▸ **Direction**
Copy all lines of the listing that include the string "навършени".

▸ **Data shown**
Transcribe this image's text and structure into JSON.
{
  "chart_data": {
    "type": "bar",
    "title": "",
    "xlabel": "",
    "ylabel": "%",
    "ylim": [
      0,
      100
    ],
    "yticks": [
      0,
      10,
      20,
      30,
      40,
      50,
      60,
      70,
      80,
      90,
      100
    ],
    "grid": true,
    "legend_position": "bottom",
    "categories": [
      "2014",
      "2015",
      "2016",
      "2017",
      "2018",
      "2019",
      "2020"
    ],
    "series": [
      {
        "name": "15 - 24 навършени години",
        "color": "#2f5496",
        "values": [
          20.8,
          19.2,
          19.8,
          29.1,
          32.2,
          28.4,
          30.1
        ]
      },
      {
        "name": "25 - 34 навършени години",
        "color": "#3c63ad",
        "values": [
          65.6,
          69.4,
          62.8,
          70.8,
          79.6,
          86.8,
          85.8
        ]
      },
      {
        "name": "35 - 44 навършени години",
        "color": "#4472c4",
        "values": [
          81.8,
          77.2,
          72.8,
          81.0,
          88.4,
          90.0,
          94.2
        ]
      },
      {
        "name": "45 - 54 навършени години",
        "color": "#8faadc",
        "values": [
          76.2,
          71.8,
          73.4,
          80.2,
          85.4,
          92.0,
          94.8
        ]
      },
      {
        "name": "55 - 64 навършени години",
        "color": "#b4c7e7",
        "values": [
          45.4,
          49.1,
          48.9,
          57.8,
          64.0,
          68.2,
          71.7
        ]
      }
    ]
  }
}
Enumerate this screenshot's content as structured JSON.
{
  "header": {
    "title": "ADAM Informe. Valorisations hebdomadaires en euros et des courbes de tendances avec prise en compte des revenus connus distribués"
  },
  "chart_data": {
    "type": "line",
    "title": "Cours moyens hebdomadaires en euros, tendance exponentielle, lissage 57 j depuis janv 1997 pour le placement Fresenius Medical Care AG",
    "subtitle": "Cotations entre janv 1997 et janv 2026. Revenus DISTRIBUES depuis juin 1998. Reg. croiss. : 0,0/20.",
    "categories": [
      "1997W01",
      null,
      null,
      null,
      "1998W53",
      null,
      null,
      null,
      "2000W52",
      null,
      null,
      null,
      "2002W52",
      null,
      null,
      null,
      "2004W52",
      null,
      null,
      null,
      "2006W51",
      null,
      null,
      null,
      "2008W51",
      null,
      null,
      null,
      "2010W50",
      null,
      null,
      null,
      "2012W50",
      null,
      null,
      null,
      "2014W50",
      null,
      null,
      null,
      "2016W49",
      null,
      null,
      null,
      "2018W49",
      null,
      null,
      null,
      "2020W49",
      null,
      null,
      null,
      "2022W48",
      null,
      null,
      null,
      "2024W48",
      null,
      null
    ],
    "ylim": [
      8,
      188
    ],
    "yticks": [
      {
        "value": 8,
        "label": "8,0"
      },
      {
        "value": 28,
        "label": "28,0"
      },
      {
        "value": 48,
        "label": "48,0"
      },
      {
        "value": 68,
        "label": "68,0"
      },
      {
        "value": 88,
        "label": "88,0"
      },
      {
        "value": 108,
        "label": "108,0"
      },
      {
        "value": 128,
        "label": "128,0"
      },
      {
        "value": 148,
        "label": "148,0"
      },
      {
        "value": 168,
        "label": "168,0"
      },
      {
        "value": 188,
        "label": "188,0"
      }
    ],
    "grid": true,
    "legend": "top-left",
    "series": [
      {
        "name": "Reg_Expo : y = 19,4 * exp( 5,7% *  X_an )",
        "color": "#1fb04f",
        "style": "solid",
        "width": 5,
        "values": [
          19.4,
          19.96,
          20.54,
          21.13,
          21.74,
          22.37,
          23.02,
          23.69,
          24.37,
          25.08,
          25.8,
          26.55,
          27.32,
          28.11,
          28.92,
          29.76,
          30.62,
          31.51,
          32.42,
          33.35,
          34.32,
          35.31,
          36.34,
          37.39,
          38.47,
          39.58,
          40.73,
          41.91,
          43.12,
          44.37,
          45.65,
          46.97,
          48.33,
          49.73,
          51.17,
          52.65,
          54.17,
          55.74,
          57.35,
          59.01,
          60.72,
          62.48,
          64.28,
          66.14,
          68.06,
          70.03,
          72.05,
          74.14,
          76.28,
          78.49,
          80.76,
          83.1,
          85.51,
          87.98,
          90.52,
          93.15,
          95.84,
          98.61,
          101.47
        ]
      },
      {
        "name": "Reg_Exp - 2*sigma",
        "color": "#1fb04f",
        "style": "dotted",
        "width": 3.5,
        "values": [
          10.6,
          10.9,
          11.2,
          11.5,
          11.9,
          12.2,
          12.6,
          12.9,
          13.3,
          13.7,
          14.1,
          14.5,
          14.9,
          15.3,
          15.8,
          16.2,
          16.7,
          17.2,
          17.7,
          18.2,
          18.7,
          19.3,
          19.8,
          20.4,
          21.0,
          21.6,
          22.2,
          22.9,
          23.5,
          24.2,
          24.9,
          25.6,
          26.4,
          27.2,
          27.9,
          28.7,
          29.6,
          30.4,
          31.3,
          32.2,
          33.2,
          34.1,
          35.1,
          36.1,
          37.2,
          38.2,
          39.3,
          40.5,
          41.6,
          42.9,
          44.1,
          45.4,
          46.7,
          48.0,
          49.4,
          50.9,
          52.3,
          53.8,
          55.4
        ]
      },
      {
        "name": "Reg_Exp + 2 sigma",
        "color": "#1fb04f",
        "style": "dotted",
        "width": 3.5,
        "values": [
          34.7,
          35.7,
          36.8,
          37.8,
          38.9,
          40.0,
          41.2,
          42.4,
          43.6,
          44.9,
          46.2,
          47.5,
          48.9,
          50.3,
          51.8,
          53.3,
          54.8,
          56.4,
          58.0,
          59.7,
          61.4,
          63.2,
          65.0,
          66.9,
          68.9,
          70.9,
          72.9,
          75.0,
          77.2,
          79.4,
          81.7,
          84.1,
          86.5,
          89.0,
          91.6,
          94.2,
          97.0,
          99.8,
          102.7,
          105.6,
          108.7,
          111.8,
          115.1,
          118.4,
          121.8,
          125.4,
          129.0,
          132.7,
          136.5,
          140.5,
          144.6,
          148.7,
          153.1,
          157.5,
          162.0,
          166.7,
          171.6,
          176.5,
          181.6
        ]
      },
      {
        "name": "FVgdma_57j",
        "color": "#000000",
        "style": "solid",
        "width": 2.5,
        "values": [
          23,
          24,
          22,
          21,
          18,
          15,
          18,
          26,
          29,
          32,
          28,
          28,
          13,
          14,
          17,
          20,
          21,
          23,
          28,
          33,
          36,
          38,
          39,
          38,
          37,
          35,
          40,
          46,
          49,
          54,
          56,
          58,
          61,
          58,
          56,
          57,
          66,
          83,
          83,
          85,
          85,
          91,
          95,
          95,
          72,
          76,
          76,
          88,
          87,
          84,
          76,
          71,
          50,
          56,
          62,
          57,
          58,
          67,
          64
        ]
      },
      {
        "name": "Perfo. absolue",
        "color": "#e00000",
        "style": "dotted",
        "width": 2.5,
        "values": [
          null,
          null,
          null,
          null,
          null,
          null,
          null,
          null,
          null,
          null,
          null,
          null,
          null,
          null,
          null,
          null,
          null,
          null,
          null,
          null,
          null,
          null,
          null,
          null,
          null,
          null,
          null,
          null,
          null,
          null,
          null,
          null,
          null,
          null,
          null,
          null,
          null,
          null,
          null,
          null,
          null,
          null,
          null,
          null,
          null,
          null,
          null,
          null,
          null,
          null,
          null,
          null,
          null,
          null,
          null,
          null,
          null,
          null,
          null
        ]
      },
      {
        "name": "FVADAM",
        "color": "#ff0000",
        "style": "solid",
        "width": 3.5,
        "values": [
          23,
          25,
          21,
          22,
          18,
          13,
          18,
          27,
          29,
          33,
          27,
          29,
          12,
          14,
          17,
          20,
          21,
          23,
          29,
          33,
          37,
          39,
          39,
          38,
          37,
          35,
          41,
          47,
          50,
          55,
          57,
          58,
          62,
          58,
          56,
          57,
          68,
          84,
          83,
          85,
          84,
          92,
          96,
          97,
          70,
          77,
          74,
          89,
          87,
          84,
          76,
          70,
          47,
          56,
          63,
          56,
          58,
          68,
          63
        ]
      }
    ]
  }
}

▸ **Full solution**
        "name": "15 - 24 навършени години",
        "name": "25 - 34 навършени години",
        "name": "35 - 44 навършени години",
        "name": "45 - 54 навършени години",
        "name": "55 - 64 навършени години",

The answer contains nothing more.